| CONSEGNA |
Puoi ricopiare parola per parola il passo del ricordo del G8 di Genova che inizia con "E' la mia prima" e termina con "che girano nell'aria."?

| ESTRATTO DEL TESTO |
>>

Oggi sono dieci anni dal G8 di Genova.
Ne parlavo oggi con un amico e mi fa impressione l'idea che siano gia' passati cosi' tanti anni. Racconto la storia di come l'ho vissuto io e mi sento una nonna che ha ancora addosso le sensazioni della seconda guerra mondiale e non ti parla di geopolitica, ma di polvere in bocca e macerie.
Per me il G8 e' una sera a casa di mio marito, che non era ancora marito, in cui decidiamo che fare, se andare anche noi con gli altri o meno. Davanti a un bicchiere di vino e alla pasta al tonno. O forse al risotto. Era l'epoca in cui cercava di convincermi di essere un gourmet sopraffino e in cui mi illudeva di parlare con il riso nella pentola.
Discutiamo sicuramente di V. e delle altre tute bianche, che vanno senz'altro, anche se poi li arrestano. Era l'epoca in cui cominciavano ad arrestarlo, di M. che si muovera' con la banda e il sax, diciamo che sarebbe bello andare con la sacca da giocoleria. Abbiamo una sacca piena di clavette che girano a piombo, palle morbide da lanciare in aria, cerchi e fresbee. Niente diablo, non siamo mai stati capaci. Nella borsa ci sono anche due nasi rossi da clown perche' da poco abbiamo fatto il corso di clownerie e sopra la sacca, che e' gialla con la corda rossa, ci ho ricamato una scritta: "la vie est dans la rue".
E' la mia prima fase della decrescita, allora non produco cibo dai semi ma mi vesto di roba per lo piu' usata che trovo al mercato della Montagnola e mi cucio le borse da sola. Le regalo e le vendo anche, su un banchetto per strada. Mi dicono che sono brava, le faccio robuste e non si scuciono mai.
In fondo non e' molto diverso da ora, questo bisogno di fare cose con le mani e non solo con la testa l'ho sempre avuto.
Comunque pensiamo che sarebbe bello andare a fare giocoleria a fianco delle persone che manifestano, mettersi in un angolo e coinvolgere la gente nei giochi che lasciano adulti e bambini a bocca aperta, anche la cosa piu' semplice, anche le tre palline che girano nell'aria.
Ridiamo del fatto che V. e M. non approveranno, perche' loro la prendono molto piu' seriamente di noi.

<<

| ELENCO |
>>

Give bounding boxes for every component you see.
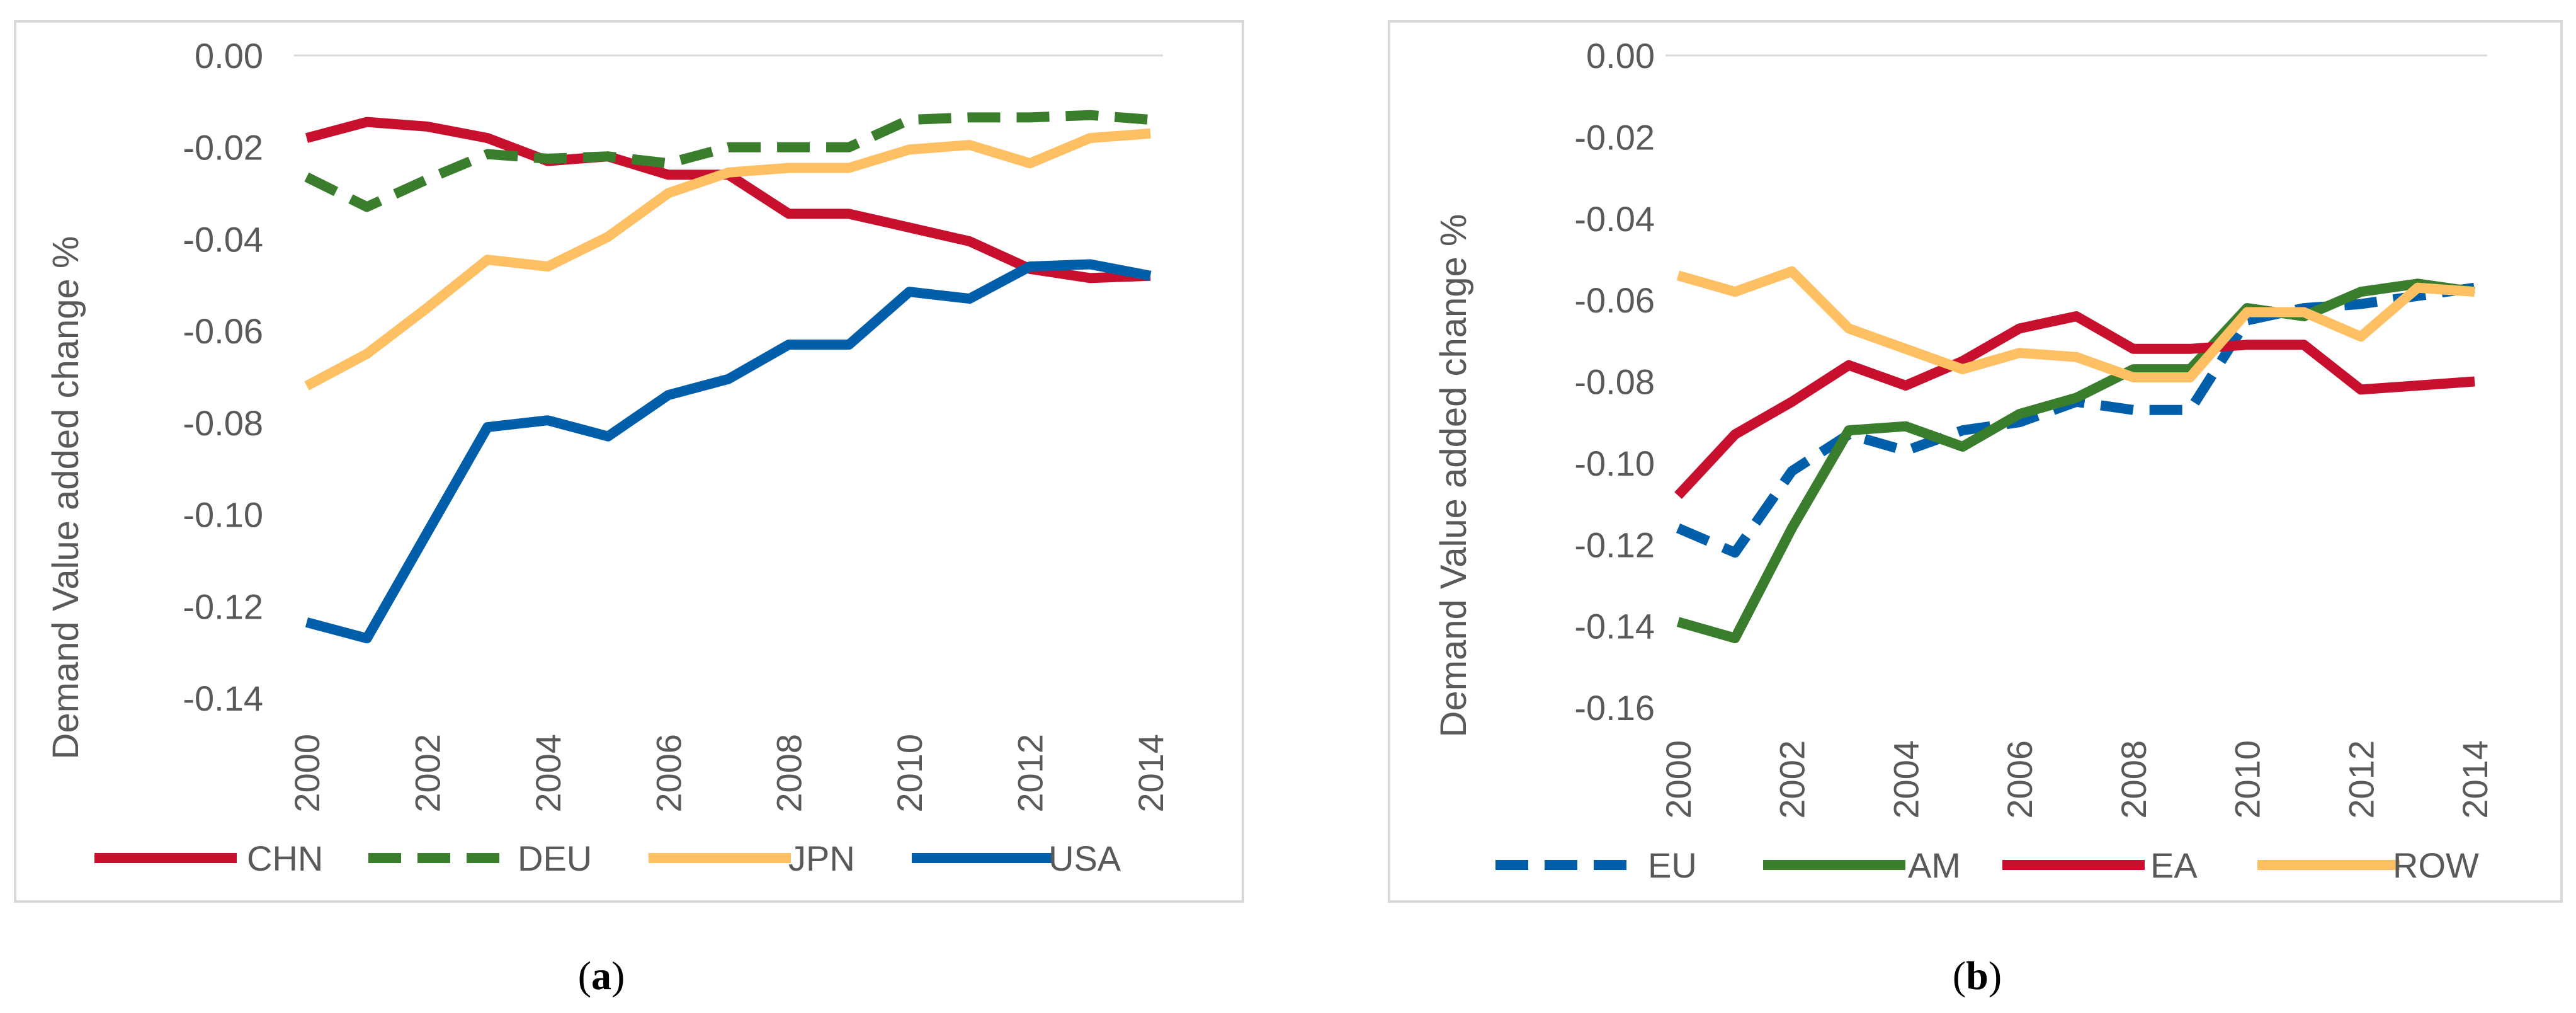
chart-panel-a: 0.00 -0.02 -0.04 -0.06 -0.08 -0.10 -0.12 -0.14 2… [14, 20, 1244, 998]
legend-label-am: AM [1908, 845, 1961, 885]
x-tick-label-a: 2008 [769, 734, 809, 813]
x-tick-label-a: 2012 [1011, 734, 1050, 813]
y-tick-label-b: -0.14 [1574, 607, 1655, 646]
legend-label-deu: DEU [518, 838, 592, 878]
y-tick-label-b: 0.00 [1586, 36, 1655, 76]
chart-panel-b: 0.00 -0.02 -0.04 -0.06 -0.08 -0.10 -0.12 -0.14 -… [1388, 20, 2563, 998]
legend-label-jpn: JPN [788, 838, 855, 878]
series-line-deu [304, 110, 1151, 212]
legend-label-eu: EU [1648, 845, 1697, 885]
y-tick-label-b: -0.10 [1574, 444, 1655, 483]
y-tick-label-a: -0.02 [183, 128, 263, 168]
y-tick-label-b: -0.02 [1574, 117, 1655, 157]
y-axis-label-b: Demand Value added change % [1433, 214, 1474, 738]
series-line-ea [1674, 311, 2475, 500]
chart-frame-a [14, 20, 1244, 903]
y-tick-label-a: -0.12 [183, 587, 263, 626]
y-tick-label-b: -0.12 [1574, 525, 1655, 564]
x-tick-label-b: 2014 [2455, 740, 2495, 819]
x-tick-label-b: 2006 [2000, 740, 2040, 819]
x-tick-label-a: 2010 [890, 734, 929, 813]
x-tick-label-a: 2006 [649, 734, 688, 813]
series-line-row [1676, 266, 2475, 382]
legend-label-chn: CHN [247, 838, 323, 878]
series-line-jpn [304, 128, 1151, 391]
y-tick-label-b: -0.16 [1574, 688, 1655, 728]
x-tick-label-a: 2004 [528, 734, 568, 813]
x-tick-label-a: 2000 [287, 734, 327, 813]
y-tick-label-a: -0.10 [183, 495, 263, 535]
legend-label-row: ROW [2393, 845, 2479, 885]
x-tick-label-a: 2002 [407, 734, 447, 813]
y-tick-label-a: -0.04 [183, 219, 263, 259]
series-line-am [1676, 278, 2476, 643]
x-tick-label-b: 2002 [1773, 740, 1812, 819]
y-tick-label-a: -0.08 [183, 403, 263, 443]
x-tick-label-a: 2014 [1131, 734, 1171, 813]
x-tick-label-b: 2004 [1886, 740, 1926, 819]
y-tick-label-b: -0.08 [1574, 362, 1655, 402]
x-tick-label-b: 2008 [2114, 740, 2153, 819]
chart-frame-b [1388, 20, 2563, 903]
legend-label-usa: USA [1048, 838, 1121, 878]
y-tick-label-b: -0.04 [1574, 199, 1655, 239]
x-tick-label-b: 2012 [2341, 740, 2381, 819]
panel-caption-a: (a) [578, 953, 625, 998]
panel-caption-b: (b) [1953, 953, 2002, 998]
series-line-usa [305, 259, 1152, 644]
x-tick-label-b: 2000 [1659, 740, 1698, 819]
y-tick-label-b: -0.06 [1574, 280, 1655, 320]
y-axis-label-a: Demand Value added change % [45, 236, 86, 760]
legend-label-ea: EA [2150, 845, 2198, 885]
y-tick-label-a: -0.14 [183, 678, 263, 718]
x-tick-label-b: 2010 [2228, 740, 2267, 819]
y-tick-label-a: 0.00 [195, 36, 263, 76]
y-tick-label-a: -0.06 [183, 311, 263, 351]
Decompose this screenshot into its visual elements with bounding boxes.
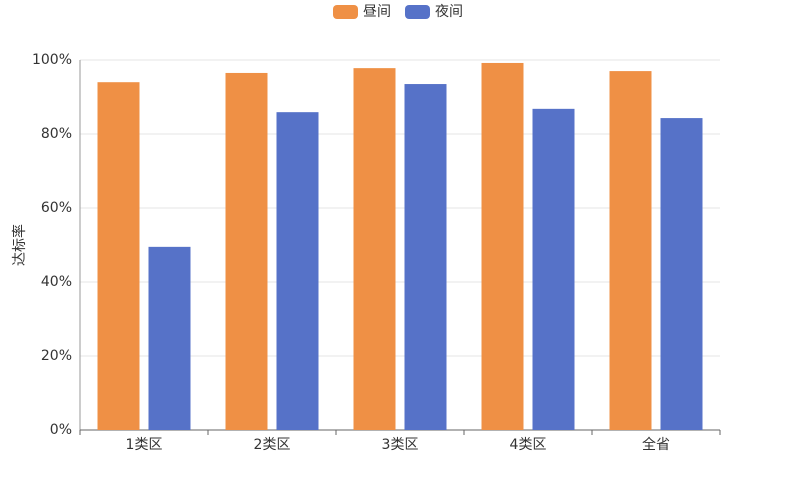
x-tick-label: 1类区: [126, 437, 163, 453]
bar: [276, 112, 319, 431]
legend-swatch[interactable]: [405, 5, 430, 19]
bar: [353, 68, 396, 430]
y-tick-label: 80%: [41, 126, 72, 142]
x-tick-label: 全省: [642, 436, 670, 453]
bar: [225, 72, 268, 430]
y-tick-label: 60%: [41, 200, 72, 216]
bar: [404, 84, 447, 431]
legend-label[interactable]: 夜间: [435, 4, 463, 20]
y-tick-label: 100%: [32, 52, 72, 68]
legend-label[interactable]: 昼间: [363, 4, 391, 20]
x-tick-label: 3类区: [382, 437, 419, 453]
y-tick-label: 0%: [50, 422, 72, 438]
bar: [148, 246, 191, 430]
bar: [481, 62, 524, 431]
bar: [609, 71, 652, 430]
y-tick-label: 20%: [41, 348, 72, 364]
y-tick-label: 40%: [41, 274, 72, 290]
y-axis-label: 达标率: [11, 224, 28, 266]
bar: [532, 108, 575, 430]
x-tick-label: 4类区: [510, 437, 547, 453]
x-tick-label: 2类区: [254, 437, 291, 453]
bar: [660, 118, 703, 430]
legend-swatch[interactable]: [333, 5, 358, 19]
bar: [97, 82, 140, 430]
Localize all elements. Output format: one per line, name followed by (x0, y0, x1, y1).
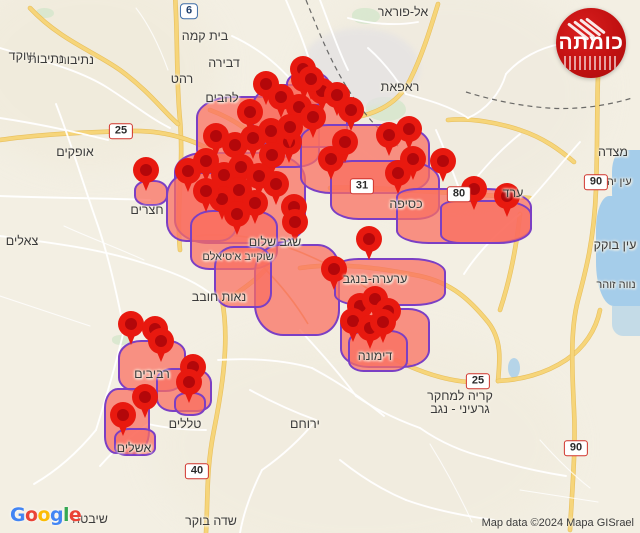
marker-center-dot (265, 125, 277, 137)
alert-marker[interactable] (494, 183, 520, 217)
highway-shield[interactable]: 80 (446, 186, 472, 202)
marker-center-dot (363, 233, 375, 245)
alert-zone[interactable] (214, 246, 272, 308)
marker-center-dot (233, 184, 245, 196)
highway-shield[interactable]: 25 (108, 123, 134, 139)
alert-marker[interactable] (242, 190, 268, 224)
marker-center-dot (182, 165, 194, 177)
google-letter-l: l (62, 504, 70, 526)
google-letter-o2: o (37, 504, 50, 526)
alert-marker[interactable] (224, 201, 250, 235)
marker-center-dot (325, 153, 337, 165)
marker-center-dot (155, 335, 167, 347)
alert-zone[interactable] (440, 200, 532, 244)
highway-shield[interactable]: 25 (465, 373, 491, 389)
dead-sea-water (612, 150, 640, 204)
marker-center-dot (383, 129, 395, 141)
marker-center-dot (339, 136, 351, 148)
alert-marker[interactable] (300, 104, 326, 138)
alert-marker[interactable] (176, 369, 202, 403)
alert-marker[interactable] (277, 114, 303, 148)
highway-shield[interactable]: 40 (184, 463, 210, 479)
alert-marker[interactable] (118, 311, 144, 345)
marker-center-dot (377, 316, 389, 328)
marker-center-dot (260, 78, 272, 90)
alert-zone[interactable] (174, 392, 206, 416)
alert-marker[interactable] (356, 226, 382, 260)
marker-center-dot (229, 139, 241, 151)
alert-marker[interactable] (400, 146, 426, 180)
marker-center-dot (468, 183, 480, 195)
marker-center-dot (275, 91, 287, 103)
highway-shield[interactable]: 90 (563, 440, 589, 456)
marker-center-dot (244, 106, 256, 118)
marker-center-dot (392, 167, 404, 179)
marker-center-dot (249, 197, 261, 209)
alert-marker[interactable] (430, 148, 456, 182)
marker-center-dot (140, 164, 152, 176)
marker-center-dot (270, 178, 282, 190)
highway-shield[interactable]: 31 (349, 178, 375, 194)
marker-center-dot (183, 376, 195, 388)
google-letter-o1: o (25, 504, 38, 526)
marker-center-dot (200, 155, 212, 167)
marker-center-dot (231, 208, 243, 220)
marker-center-dot (125, 318, 137, 330)
marker-center-dot (266, 149, 278, 161)
alert-marker[interactable] (396, 116, 422, 150)
marker-center-dot (139, 391, 151, 403)
alert-marker[interactable] (175, 158, 201, 192)
alert-marker[interactable] (332, 129, 358, 163)
marker-center-dot (210, 130, 222, 142)
vegetation-patch (36, 8, 54, 18)
marker-center-dot (407, 153, 419, 165)
alert-marker[interactable] (193, 178, 219, 212)
google-letter-e: e (68, 504, 82, 526)
marker-center-dot (253, 170, 265, 182)
brand-logo[interactable]: כומתה (556, 8, 626, 78)
alert-marker[interactable] (148, 328, 174, 362)
marker-center-dot (347, 315, 359, 327)
dead-sea-water (612, 306, 640, 336)
alert-marker[interactable] (263, 171, 289, 205)
alert-marker[interactable] (298, 66, 324, 100)
marker-center-dot (216, 193, 228, 205)
alert-marker[interactable] (282, 209, 308, 243)
alert-marker[interactable] (110, 402, 136, 436)
marker-center-dot (200, 185, 212, 197)
marker-center-dot (328, 263, 340, 275)
logo-skyline (564, 56, 618, 70)
marker-center-dot (437, 155, 449, 167)
marker-center-dot (305, 73, 317, 85)
alert-marker[interactable] (132, 384, 158, 418)
marker-center-dot (307, 111, 319, 123)
dead-sea-water (596, 196, 640, 306)
google-letter-g2: g (49, 504, 64, 526)
alert-marker[interactable] (338, 97, 364, 131)
marker-center-dot (247, 132, 259, 144)
marker-center-dot (284, 121, 296, 133)
marker-center-dot (289, 216, 301, 228)
small-lake (508, 358, 520, 378)
alert-marker[interactable] (321, 256, 347, 290)
marker-center-dot (403, 123, 415, 135)
google-letter-g: G (10, 504, 26, 526)
marker-center-dot (331, 89, 343, 101)
marker-center-dot (345, 104, 357, 116)
marker-center-dot (501, 190, 513, 202)
marker-center-dot (218, 169, 230, 181)
highway-shield[interactable]: 6 (179, 3, 199, 19)
highway-shield[interactable]: 90 (583, 174, 609, 190)
marker-center-dot (117, 409, 129, 421)
logo-text: כומתה (558, 31, 624, 54)
google-logo: Google (10, 504, 82, 526)
map-attribution: Map data ©2024 Mapa GISrael (481, 517, 634, 529)
marker-center-dot (235, 161, 247, 173)
alert-marker[interactable] (370, 309, 396, 343)
alert-marker[interactable] (133, 157, 159, 191)
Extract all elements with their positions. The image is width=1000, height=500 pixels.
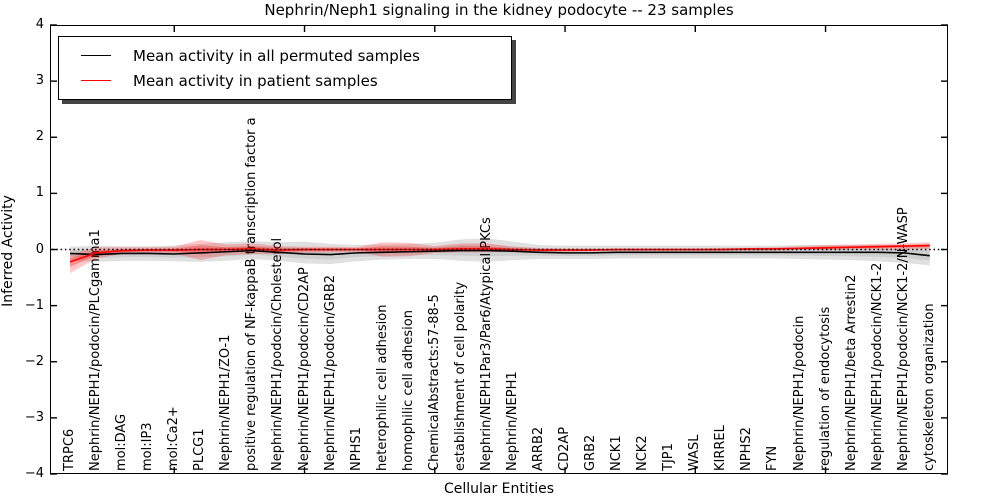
patient-line-swatch xyxy=(81,80,111,81)
legend-label-permuted: Mean activity in all permuted samples xyxy=(133,46,420,65)
y-tick-label: −4 xyxy=(24,466,44,481)
legend: Mean activity in all permuted samples Me… xyxy=(58,36,512,100)
legend-item-permuted: Mean activity in all permuted samples xyxy=(59,43,511,68)
x-axis-label: Cellular Entities xyxy=(443,481,555,497)
permuted-mean-line xyxy=(70,249,930,257)
y-tick-label: 1 xyxy=(35,185,44,201)
chart-title: Nephrin/Neph1 signaling in the kidney po… xyxy=(264,1,734,19)
y-tick-label: 0 xyxy=(35,241,44,257)
axes-frame xyxy=(50,25,948,474)
y-tick-label: 2 xyxy=(35,129,44,145)
permuted-band-inner xyxy=(70,244,930,261)
permuted-line-swatch xyxy=(81,55,111,56)
y-tick-label: 3 xyxy=(35,73,44,89)
legend-label-patient: Mean activity in patient samples xyxy=(133,71,378,90)
y-tick-label: −3 xyxy=(24,409,44,425)
patient-band-outer xyxy=(70,239,930,274)
permuted-band-outer xyxy=(70,238,930,266)
y-tick-label: −1 xyxy=(24,297,44,313)
legend-item-patient: Mean activity in patient samples xyxy=(59,68,511,93)
y-tick-label: 4 xyxy=(35,17,44,32)
y-tick-label: −2 xyxy=(24,353,44,369)
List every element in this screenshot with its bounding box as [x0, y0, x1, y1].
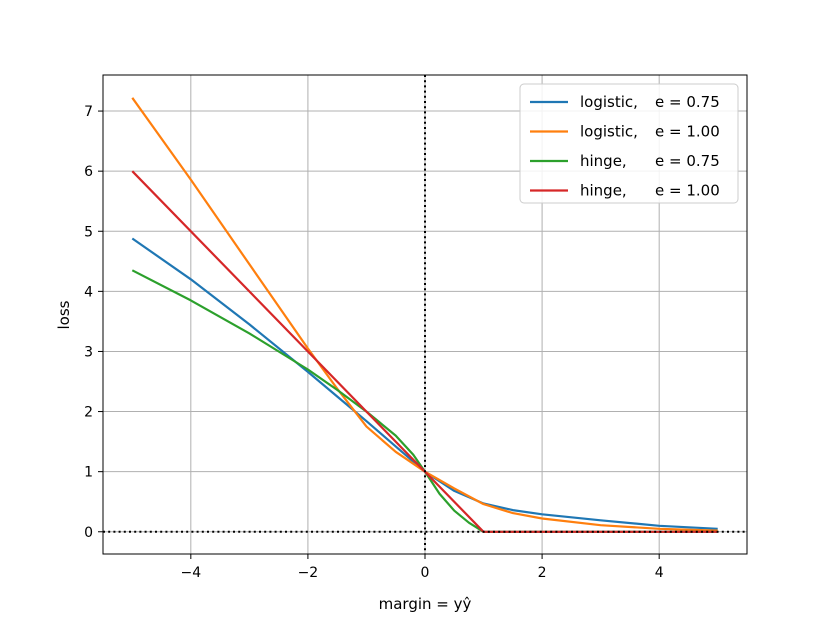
x-tick-label: −4 — [180, 565, 201, 581]
x-tick-label: 0 — [421, 565, 430, 581]
x-tick-label: 4 — [655, 565, 664, 581]
legend-param-4: e = 1.00 — [655, 182, 720, 200]
x-tick-label: −2 — [298, 565, 319, 581]
y-tick-label: 4 — [84, 284, 93, 300]
legend-label-3: hinge, — [580, 152, 627, 170]
y-tick-label: 0 — [84, 525, 93, 541]
y-axis-label: loss — [55, 300, 73, 329]
x-axis-label: margin = yŷ — [379, 595, 472, 613]
legend-param-1: e = 0.75 — [655, 93, 720, 111]
legend-label-1: logistic, — [580, 93, 638, 111]
legend-label-2: logistic, — [580, 123, 638, 141]
y-tick-label: 6 — [84, 164, 93, 180]
legend: logistic, e = 0.75 logistic, e = 1.00 hinge,… — [520, 84, 738, 203]
y-tick-label: 1 — [84, 465, 93, 481]
x-tick-label: 2 — [538, 565, 547, 581]
legend-label-4: hinge, — [580, 182, 627, 200]
y-tick-label: 2 — [84, 405, 93, 421]
y-tick-label: 5 — [84, 224, 93, 240]
y-tick-label: 3 — [84, 344, 93, 360]
legend-param-2: e = 1.00 — [655, 123, 720, 141]
loss-chart: −4 −2 0 2 4 0 1 2 3 4 5 6 7 margin = yŷ loss logisti… — [0, 0, 830, 623]
y-tick-label: 7 — [84, 104, 93, 120]
legend-param-3: e = 0.75 — [655, 152, 720, 170]
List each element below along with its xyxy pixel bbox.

<<

| RISPOSTA SCRITTA |
E' la mia prima fase della decrescita, allora non produco cibo dai semi ma mi vesto di roba per lo piu' usata che trovo al mercato della Montagnola e mi cucio le borse da sola. Le regalo e le vendo anche, su un banchetto per strada. Mi dicono che sono brava, le faccio robuste e non si scuciono mai.
In fondo non e' molto diverso da ora, questo bisogno di fare cose con le mani e non solo con la testa l'ho sempre avuto.
Comunque pensiamo che sarebbe bello andare a fare giocoleria a fianco delle persone che manifestano, mettersi in un angolo e coinvolgere la gente nei giochi che lasciano adulti e bambini a bocca aperta, anche la cosa piu' semplice, anche le tre palline che girano nell'aria.